# PROBLEM TO WORK ON:
Update the records from the line with "x-tick-label: 60% xyxy=(594,440,624,457)" up to and including the line with "x-tick-label: 80% xyxy=(706,440,736,457)" by replacing "Entrepreneurship" with "Leadership". Leave everything else unchanged, and give only those lines.
┌──
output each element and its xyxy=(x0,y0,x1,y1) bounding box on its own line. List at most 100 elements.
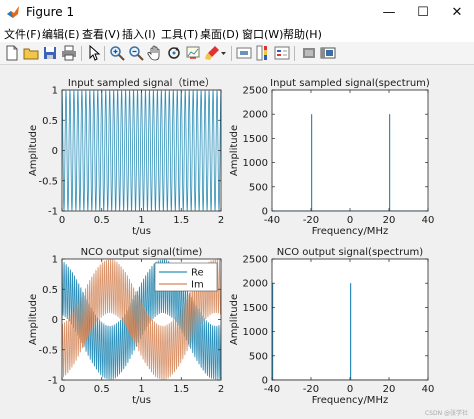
menu-tools[interactable]: 工具(T) xyxy=(161,28,199,41)
plot-title: NCO output signal(time) xyxy=(81,247,203,258)
x-tick-label: 0.5 xyxy=(94,215,110,226)
toolbar xyxy=(0,42,474,65)
plots-svg[interactable]: 0 0.5 1 1.5 2 -1 -0.5 0 0.5 1 Input sampled signal… xyxy=(0,65,474,405)
open-file-icon[interactable] xyxy=(23,45,39,61)
plot-title: Input sampled signal(spectrum) xyxy=(270,78,430,89)
rotate-icon[interactable] xyxy=(166,45,182,61)
show-plot-tools-icon[interactable] xyxy=(320,45,336,61)
axes-background xyxy=(62,90,221,211)
y-axis-label: Amplitude xyxy=(28,125,39,176)
legend-icon[interactable] xyxy=(274,45,290,61)
menu-insert[interactable]: 插入(I) xyxy=(122,28,156,41)
figure-canvas: 0 0.5 1 1.5 2 -1 -0.5 0 0.5 1 Input sampled signal… xyxy=(0,65,474,405)
plot-4: -40 -20 0 20 40 0 500 1000 1500 2000 2500 NCO outpu… xyxy=(229,247,434,405)
y-tick-label: 2500 xyxy=(243,255,268,266)
x-tick-label: -20 xyxy=(303,215,319,226)
legend-label: Re xyxy=(191,268,204,279)
plot-title: NCO output signal(spectrum) xyxy=(277,247,423,258)
x-tick-label: -40 xyxy=(264,215,280,226)
y-tick-label: 0 xyxy=(52,315,58,326)
x-tick-label: 1 xyxy=(138,384,144,395)
y-axis-label: Amplitude xyxy=(229,125,240,176)
plot-data xyxy=(62,90,221,211)
toolbar-separator xyxy=(231,46,232,61)
menu-desktop[interactable]: 桌面(D) xyxy=(200,28,240,41)
x-tick-label: -20 xyxy=(303,384,319,395)
maximize-button[interactable]: ☐ xyxy=(406,0,440,25)
x-tick-label: 0 xyxy=(59,215,65,226)
x-tick-label: 1.5 xyxy=(173,215,189,226)
y-tick-label: 1 xyxy=(52,86,58,97)
close-button[interactable]: ✕ xyxy=(440,0,474,25)
x-tick-label: 2 xyxy=(218,384,224,395)
plot-1: 0 0.5 1 1.5 2 -1 -0.5 0 0.5 1 Input sampled signal… xyxy=(28,77,224,237)
close-icon: ✕ xyxy=(451,5,463,20)
brush-icon[interactable] xyxy=(204,45,220,61)
y-tick-label: 1500 xyxy=(243,303,268,314)
zoom-out-icon[interactable] xyxy=(128,45,144,61)
x-tick-label: 1 xyxy=(138,215,144,226)
axes-background xyxy=(272,90,428,211)
x-tick-label: 40 xyxy=(422,384,435,395)
legend-label: Im xyxy=(191,280,204,291)
menu-edit[interactable]: 编辑(E) xyxy=(42,28,80,41)
chevron-down-icon[interactable] xyxy=(220,45,227,61)
menu-file[interactable]: 文件(F) xyxy=(4,28,41,41)
x-axis-label: Frequency/MHz xyxy=(312,226,388,237)
link-plot-icon[interactable] xyxy=(236,45,252,61)
y-tick-label: 0 xyxy=(52,146,58,157)
menu-help[interactable]: 帮助(H) xyxy=(283,28,322,41)
y-axis-label: Amplitude xyxy=(28,294,39,345)
y-tick-label: 500 xyxy=(249,351,268,362)
window-title: Figure 1 xyxy=(26,5,75,19)
toolbar-separator xyxy=(294,46,295,61)
pan-icon[interactable] xyxy=(147,45,163,61)
x-tick-label: 0 xyxy=(59,384,65,395)
x-tick-label: 20 xyxy=(383,384,396,395)
x-tick-label: 2 xyxy=(218,215,224,226)
x-axis-label: t/us xyxy=(132,395,151,405)
y-tick-label: 1 xyxy=(52,255,58,266)
y-tick-label: 0.5 xyxy=(42,116,58,127)
series-re-line xyxy=(62,259,221,380)
y-tick-label: 2000 xyxy=(243,279,268,290)
maximize-icon: ☐ xyxy=(417,5,429,20)
pointer-icon[interactable] xyxy=(86,45,102,61)
y-axis-label: Amplitude xyxy=(229,294,240,345)
hide-plot-tools-icon[interactable] xyxy=(301,45,317,61)
y-tick-label: 2000 xyxy=(243,110,268,121)
y-tick-label: 500 xyxy=(249,182,268,193)
y-tick-label: -0.5 xyxy=(38,345,58,356)
print-icon[interactable] xyxy=(61,45,77,61)
matlab-app-icon xyxy=(7,6,19,18)
save-icon[interactable] xyxy=(42,45,58,61)
new-figure-icon[interactable] xyxy=(4,45,20,61)
title-bar: Figure 1 — ☐ ✕ xyxy=(0,0,474,25)
plot-3: 0 0.5 1 1.5 2 -1 -0.5 0 0.5 1 NCO output signal(ti… xyxy=(28,247,224,405)
legend-box xyxy=(154,262,218,292)
x-tick-label: 0 xyxy=(347,384,353,395)
menu-bar: 文件(F) 编辑(E) 查看(V) 插入(I) 工具(T) 桌面(D) 窗口(W… xyxy=(0,25,474,42)
x-tick-label: 0 xyxy=(347,215,353,226)
toolbar-separator xyxy=(104,46,105,61)
toolbar-separator xyxy=(81,46,82,61)
y-tick-label: -0.5 xyxy=(38,176,58,187)
x-tick-label: 1.5 xyxy=(173,384,189,395)
menu-view[interactable]: 查看(V) xyxy=(82,28,121,41)
colorbar-icon[interactable] xyxy=(255,45,271,61)
series-line xyxy=(62,90,221,211)
y-tick-label: 1000 xyxy=(243,158,268,169)
data-cursor-icon[interactable] xyxy=(185,45,201,61)
zoom-in-icon[interactable] xyxy=(109,45,125,61)
y-tick-label: 2500 xyxy=(243,86,268,97)
y-tick-label: 0.5 xyxy=(42,285,58,296)
minimize-button[interactable]: — xyxy=(372,0,406,25)
y-tick-label: 1500 xyxy=(243,134,268,145)
x-tick-label: 20 xyxy=(383,215,396,226)
watermark: CSDN @张学社 xyxy=(424,410,468,417)
menu-window[interactable]: 窗口(W) xyxy=(242,28,284,41)
y-tick-label: 0 xyxy=(262,376,268,387)
x-tick-label: -40 xyxy=(264,384,280,395)
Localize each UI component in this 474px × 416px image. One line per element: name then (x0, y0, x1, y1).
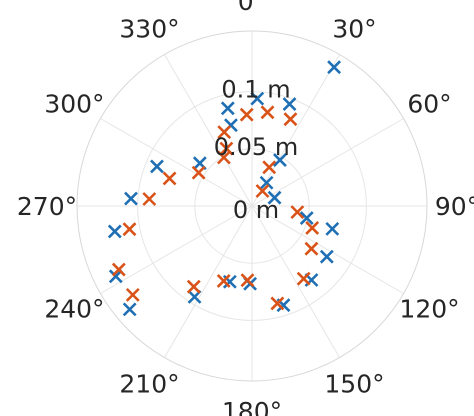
data-point-series-2 (304, 241, 319, 256)
data-point-series-2 (283, 112, 298, 127)
data-point-series-2 (162, 171, 177, 186)
data-point-series-1 (220, 101, 235, 116)
data-point-series-1 (122, 302, 137, 317)
data-point-series-2 (305, 220, 320, 235)
data-point-series-1 (319, 249, 334, 264)
data-point-series-1 (150, 159, 164, 174)
grid-ring (194, 148, 310, 264)
data-point-series-1 (107, 224, 122, 239)
data-point-series-2 (255, 184, 270, 198)
angle-tick-label: 270° (17, 192, 77, 221)
grid-ring (137, 91, 367, 321)
angle-tick-label: 90° (435, 192, 474, 221)
angle-tick-label: 150° (324, 370, 384, 399)
polar-boundary (76, 30, 428, 382)
data-point-series-1 (282, 97, 297, 111)
data-point-series-1 (267, 190, 282, 205)
polar-grid (76, 30, 428, 382)
radial-tick-label: 0.05 m (214, 133, 298, 161)
grid-spoke (164, 54, 253, 207)
data-point-series-2 (217, 125, 232, 140)
data-point-series-2 (290, 205, 305, 220)
data-point-series-2 (191, 165, 206, 180)
grid-spoke (251, 118, 404, 207)
data-point-series-1 (259, 175, 274, 190)
data-point-series-2 (262, 160, 277, 175)
angle-tick-label: 60° (407, 90, 451, 119)
grid-spoke (251, 54, 340, 207)
data-point-series-2 (270, 296, 285, 311)
grid-spoke (251, 205, 404, 294)
data-point-series-2 (260, 105, 275, 120)
angle-tick-label: 30° (332, 14, 376, 43)
data-point-series-2 (122, 222, 137, 237)
grid-spoke (164, 205, 253, 358)
grid-spoke (251, 205, 340, 358)
data-point-series-2 (240, 273, 255, 288)
angle-tick-label: 180° (222, 397, 282, 416)
data-markers (107, 60, 342, 317)
data-point-series-1 (250, 91, 265, 106)
data-point-series-2 (142, 192, 157, 206)
angle-tick-label: 0° (238, 0, 266, 16)
angle-tick-labels: 0° 30° 60° 90° 120° 150° 180° 210° 240° 270° 300° 3… (17, 0, 474, 416)
angle-tick-label: 120° (399, 295, 459, 324)
radial-tick-label: 0.1 m (221, 76, 290, 104)
radial-tick-label: 0 m (233, 196, 279, 224)
data-point-series-2 (239, 107, 254, 122)
grid-spoke (100, 205, 253, 294)
angle-tick-label: 240° (44, 295, 104, 324)
data-point-series-1 (124, 191, 138, 206)
data-point-series-2 (125, 287, 140, 302)
grid-spoke (100, 118, 253, 207)
data-point-series-1 (273, 153, 287, 167)
data-point-series-2 (186, 279, 201, 294)
angle-tick-label: 210° (119, 370, 179, 399)
data-point-series-2 (111, 262, 126, 277)
angle-tick-label: 330° (119, 14, 179, 43)
data-point-series-1 (325, 221, 340, 236)
angle-tick-label: 300° (44, 90, 104, 119)
radial-tick-labels: 0 m 0.05 m 0.1 m (214, 76, 298, 224)
data-point-series-2 (219, 141, 234, 156)
data-point-series-1 (299, 211, 314, 225)
data-point-series-2 (296, 271, 311, 286)
data-point-series-1 (327, 60, 342, 75)
data-point-series-2 (216, 273, 231, 288)
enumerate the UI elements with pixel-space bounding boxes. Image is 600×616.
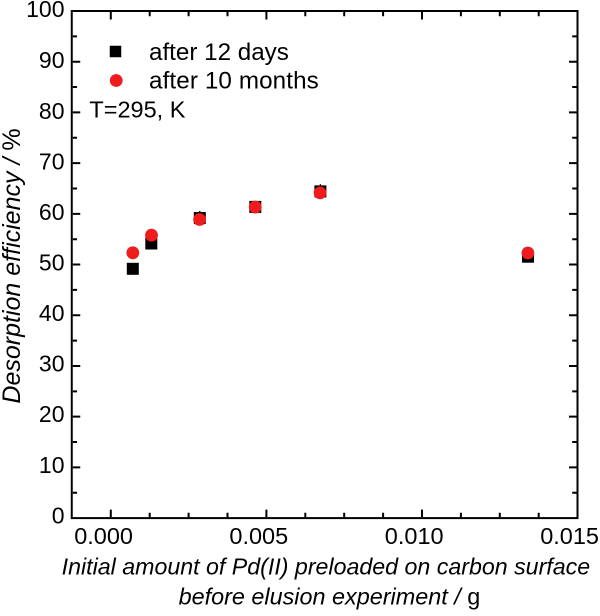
svg-text:100: 100 (26, 0, 64, 22)
svg-text:after 10 months: after 10 months (149, 68, 319, 95)
svg-text:Initial amount of Pd(II) prelo: Initial amount of Pd(II) preloaded on ca… (62, 554, 591, 580)
svg-text:0.015: 0.015 (540, 523, 599, 549)
svg-text:50: 50 (39, 250, 65, 276)
svg-text:after 12 days: after 12 days (149, 39, 289, 66)
svg-text:0.000: 0.000 (74, 523, 133, 549)
svg-text:70: 70 (39, 148, 65, 174)
svg-text:30: 30 (39, 351, 65, 377)
svg-text:0: 0 (52, 502, 65, 528)
svg-text:10: 10 (39, 452, 65, 478)
svg-text:0.010: 0.010 (385, 523, 444, 549)
svg-text:80: 80 (39, 98, 65, 124)
svg-text:before elusion experiment / g: before elusion experiment / g (179, 583, 481, 609)
svg-text:40: 40 (39, 300, 65, 326)
svg-text:20: 20 (39, 401, 65, 427)
svg-text:60: 60 (39, 199, 65, 225)
svg-text:90: 90 (39, 47, 65, 73)
svg-text:Desorption efficiency / %: Desorption efficiency / % (0, 128, 26, 403)
svg-text:0.005: 0.005 (229, 523, 288, 549)
svg-text:T=295, K: T=295, K (89, 96, 185, 122)
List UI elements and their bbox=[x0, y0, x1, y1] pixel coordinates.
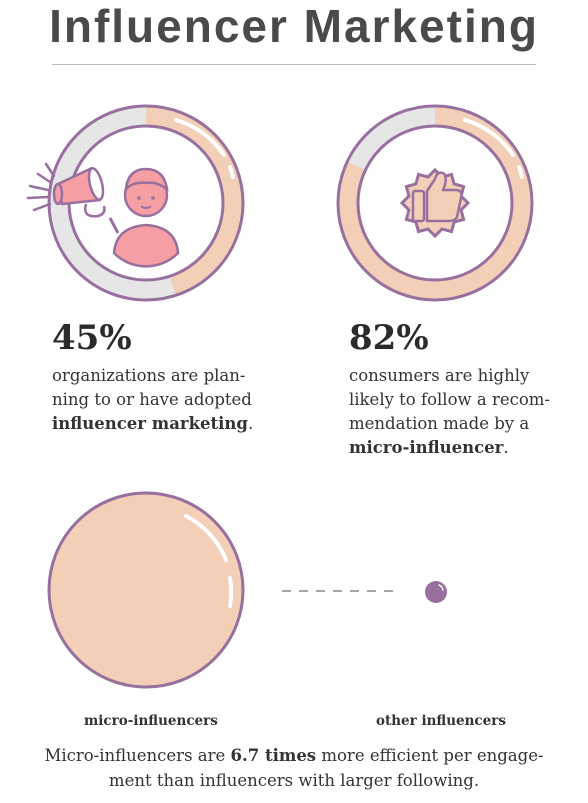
donut-fill bbox=[338, 106, 532, 300]
other-influencers-label: other influencers bbox=[376, 713, 506, 729]
stat-description-organizations: organizations are plan- ning to or have … bbox=[52, 366, 254, 433]
donut-outer-outline bbox=[47, 104, 245, 302]
page-title: Influencer Marketing bbox=[49, 0, 539, 52]
stat-value-consumers: 82% bbox=[349, 318, 429, 358]
donut-outer-outline bbox=[336, 104, 534, 302]
donut-chart-consumers bbox=[336, 104, 534, 302]
comparison-dashed-line bbox=[282, 590, 400, 592]
footer-note: Micro-influencers are 6.7 times more eff… bbox=[44, 746, 544, 790]
micro-influencer-bubble bbox=[47, 491, 245, 689]
megaphone-person-icon bbox=[108, 167, 180, 268]
title-divider bbox=[52, 64, 536, 65]
donut-highlight-dot bbox=[517, 165, 524, 179]
other-influencer-dot bbox=[425, 581, 447, 603]
megaphone-icon bbox=[26, 162, 106, 218]
stat-description-consumers: consumers are highly likely to follow a … bbox=[349, 366, 550, 457]
donut-fill bbox=[49, 106, 243, 300]
donut-highlight bbox=[174, 118, 226, 157]
donut-highlight-dot bbox=[228, 165, 235, 179]
micro-influencers-label: micro-influencers bbox=[84, 713, 218, 729]
stat-value-organizations: 45% bbox=[52, 318, 132, 358]
thumbs-up-badge-icon bbox=[399, 167, 471, 239]
donut-highlight bbox=[463, 118, 515, 157]
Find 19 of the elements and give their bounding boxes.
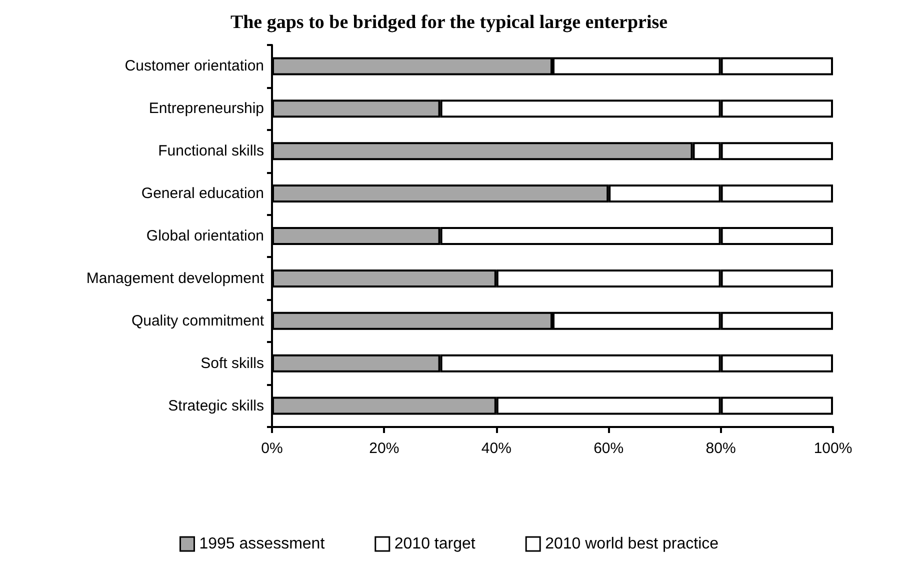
x-tick-label: 60% xyxy=(594,440,624,457)
y-tick-label: Entrepreneurship xyxy=(148,100,264,118)
x-tick-label: 40% xyxy=(481,440,512,457)
y-tick-label: General education xyxy=(141,185,264,202)
y-tick-label: Customer orientation xyxy=(124,58,264,75)
chart-title: The gaps to be bridged for the typical large enterprise xyxy=(230,12,668,33)
y-tick-label: Global orientation xyxy=(146,228,264,244)
x-tick-label: 80% xyxy=(706,440,736,457)
y-tick-label: Soft skills xyxy=(200,354,264,372)
legend-label: 2010 target xyxy=(394,536,476,552)
legend-label: 2010 world best practice xyxy=(545,536,719,552)
legend-label: 1995 assessment xyxy=(199,536,326,552)
y-tick-label: Functional skills xyxy=(158,142,264,160)
x-tick-label: 0% xyxy=(261,440,283,457)
y-tick-label: Management development xyxy=(86,270,265,287)
y-tick-label: Quality commitment xyxy=(131,312,265,330)
y-tick-label: Strategic skills xyxy=(168,397,264,414)
x-tick-label: 100% xyxy=(814,440,852,457)
x-tick-label: 20% xyxy=(369,440,400,457)
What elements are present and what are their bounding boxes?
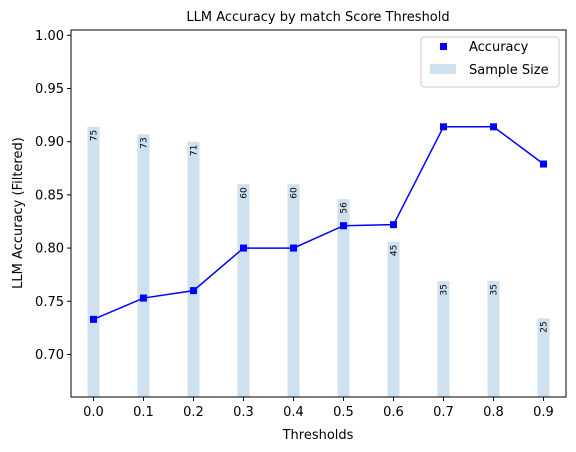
sample-size-value-label: 73 bbox=[140, 137, 150, 148]
y-tick-label: 0.75 bbox=[35, 295, 64, 310]
sample-size-bar bbox=[337, 199, 350, 397]
sample-size-bar bbox=[137, 134, 150, 398]
sample-size-bar bbox=[187, 141, 200, 397]
accuracy-line-layer bbox=[90, 123, 547, 323]
accuracy-line bbox=[93, 126, 544, 321]
accuracy-point bbox=[490, 123, 497, 131]
y-tick-label: 0.90 bbox=[35, 135, 64, 150]
bars-layer bbox=[87, 126, 550, 398]
accuracy-point bbox=[540, 160, 547, 168]
plot-frame bbox=[70, 29, 567, 398]
accuracy-point bbox=[190, 287, 197, 295]
sample-size-value-label: 56 bbox=[340, 202, 350, 214]
sample-size-bar bbox=[487, 281, 500, 397]
y-tick-label: 1.00 bbox=[35, 29, 64, 44]
x-tick-label: 0.4 bbox=[283, 405, 304, 420]
y-tick-label: 0.70 bbox=[35, 348, 64, 363]
bar-labels-layer: 75 73 71 60 60 56 45 35 35 25 bbox=[90, 130, 550, 333]
y-axis-label: LLM Accuracy (Filtered) bbox=[11, 137, 26, 289]
sample-size-value-label: 35 bbox=[440, 284, 450, 295]
sample-size-value-label: 60 bbox=[290, 187, 300, 199]
x-tick-label: 0.8 bbox=[483, 405, 504, 420]
accuracy-point bbox=[290, 244, 297, 252]
legend-sample-size-swatch bbox=[430, 64, 456, 74]
accuracy-point bbox=[140, 294, 147, 302]
accuracy-point bbox=[90, 315, 97, 323]
sample-size-value-label: 75 bbox=[90, 130, 100, 141]
accuracy-point bbox=[340, 222, 347, 230]
x-tick-label: 0.9 bbox=[533, 405, 554, 420]
sample-size-bar bbox=[287, 184, 300, 397]
chart-title: LLM Accuracy by match Score Threshold bbox=[186, 10, 449, 25]
x-axis-label: Thresholds bbox=[282, 428, 354, 443]
legend-accuracy-label: Accuracy bbox=[469, 40, 529, 55]
x-tick-label: 0.7 bbox=[433, 405, 454, 420]
accuracy-point bbox=[440, 123, 447, 131]
sample-size-value-label: 71 bbox=[190, 145, 200, 156]
y-tick-label: 0.80 bbox=[35, 242, 64, 257]
x-tick-label: 0.0 bbox=[83, 405, 104, 420]
sample-size-bar bbox=[237, 184, 250, 397]
sample-size-bar bbox=[537, 318, 550, 397]
y-axis: 0.70 0.75 0.80 0.85 0.90 0.95 1.00 bbox=[35, 29, 71, 363]
x-axis: 0.0 0.1 0.2 0.3 0.4 0.5 0.6 0.7 0.8 0.9 bbox=[83, 397, 554, 420]
legend-box bbox=[420, 36, 560, 88]
accuracy-point bbox=[240, 244, 247, 252]
x-tick-label: 0.2 bbox=[183, 405, 204, 420]
y-tick-label: 0.85 bbox=[35, 188, 64, 203]
accuracy-point bbox=[390, 221, 397, 229]
y-tick-label: 0.95 bbox=[35, 82, 64, 97]
sample-size-bar bbox=[437, 281, 450, 397]
sample-size-value-label: 35 bbox=[490, 284, 500, 295]
sample-size-bar bbox=[387, 241, 400, 397]
sample-size-value-label: 60 bbox=[240, 187, 250, 199]
sample-size-bar bbox=[87, 126, 100, 397]
sample-size-value-label: 25 bbox=[540, 321, 550, 332]
sample-size-value-label: 45 bbox=[390, 245, 400, 256]
legend-sample-size-label: Sample Size bbox=[469, 63, 549, 78]
legend: Accuracy Sample Size bbox=[420, 36, 560, 88]
x-tick-label: 0.6 bbox=[383, 405, 404, 420]
x-tick-label: 0.3 bbox=[233, 405, 254, 420]
x-tick-label: 0.5 bbox=[333, 405, 354, 420]
legend-accuracy-marker bbox=[440, 43, 447, 50]
x-tick-label: 0.1 bbox=[133, 405, 154, 420]
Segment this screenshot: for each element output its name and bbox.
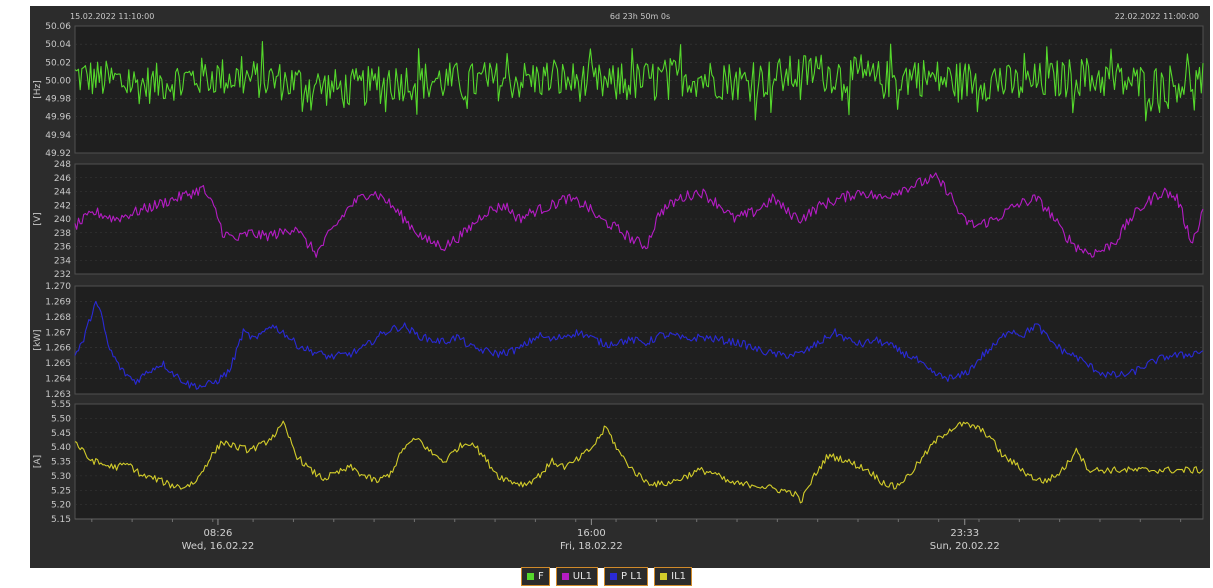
└──
# TASK SOLUTION:
x-tick-label: 60% xyxy=(594,440,624,457)
y-tick-label: Leadership xyxy=(148,100,264,118)
x-tick-label: 40% xyxy=(481,440,512,457)
y-tick-label: General education xyxy=(141,185,264,202)
y-tick-label: Customer orientation xyxy=(124,58,264,75)
chart-title: The gaps to be bridged for the typical large enterprise xyxy=(230,12,668,33)
y-tick-label: Global orientation xyxy=(146,228,264,244)
x-tick-label: 80% xyxy=(706,440,736,457)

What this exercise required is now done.